Start Supplied data

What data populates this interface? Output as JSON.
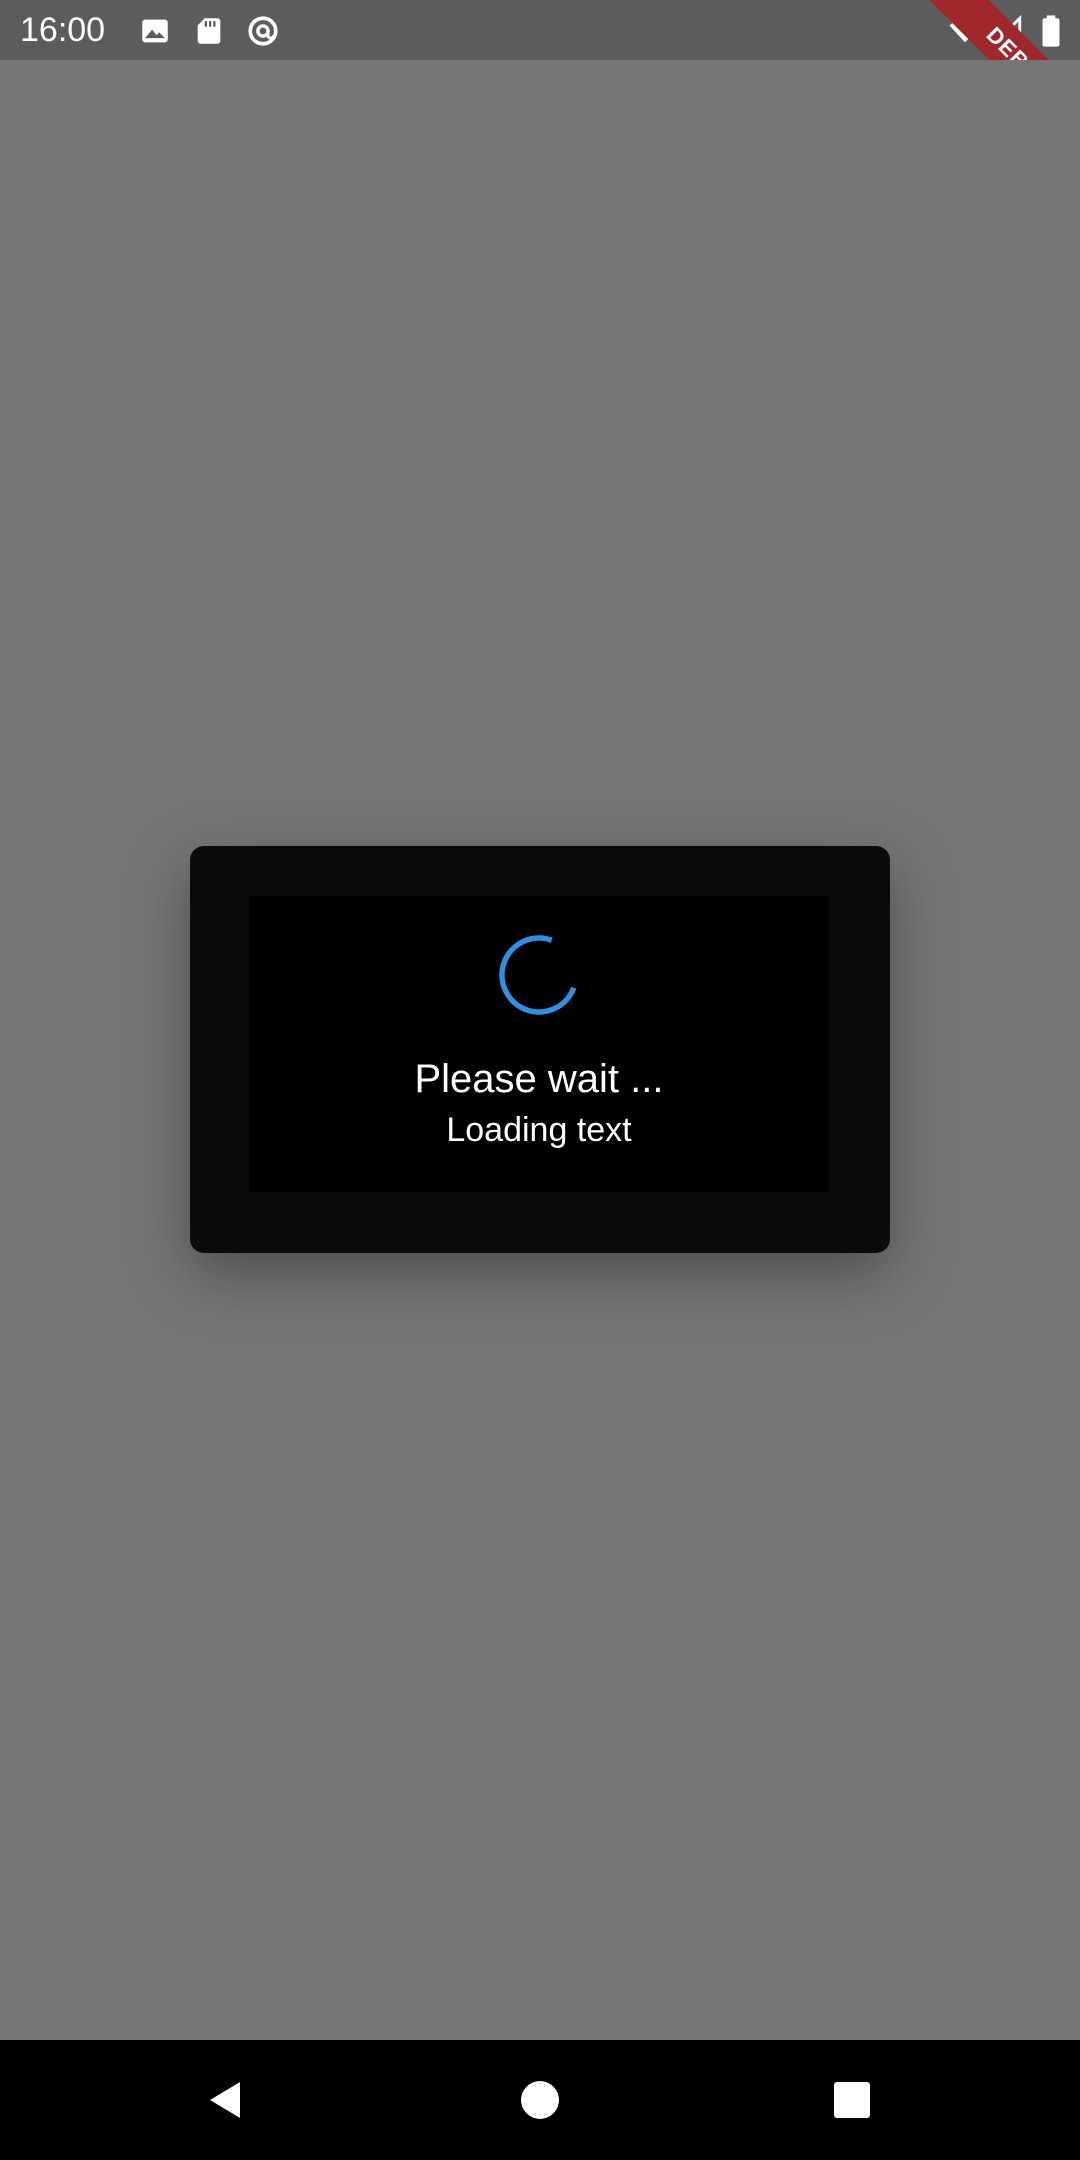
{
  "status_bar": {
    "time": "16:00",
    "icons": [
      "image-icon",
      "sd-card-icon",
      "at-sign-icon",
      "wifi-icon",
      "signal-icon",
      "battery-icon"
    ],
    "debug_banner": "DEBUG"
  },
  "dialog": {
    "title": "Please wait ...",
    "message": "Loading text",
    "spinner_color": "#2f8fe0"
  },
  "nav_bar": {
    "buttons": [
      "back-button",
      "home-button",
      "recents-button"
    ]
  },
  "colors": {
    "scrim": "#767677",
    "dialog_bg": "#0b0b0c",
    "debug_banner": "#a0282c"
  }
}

End Supplied data

Leave the pictures out, and print every line of the listing exactly as written.

■ **Response to the task**:
What data populates this interface? Output as JSON.
{
  "status_bar": {
    "time": "16:00",
    "icons": [
      "image-icon",
      "sd-card-icon",
      "at-sign-icon",
      "wifi-icon",
      "signal-icon",
      "battery-icon"
    ],
    "debug_banner": "DEBUG"
  },
  "dialog": {
    "title": "Please wait ...",
    "message": "Loading text",
    "spinner_color": "#2f8fe0"
  },
  "nav_bar": {
    "buttons": [
      "back-button",
      "home-button",
      "recents-button"
    ]
  },
  "colors": {
    "scrim": "#767677",
    "dialog_bg": "#0b0b0c",
    "debug_banner": "#a0282c"
  }
}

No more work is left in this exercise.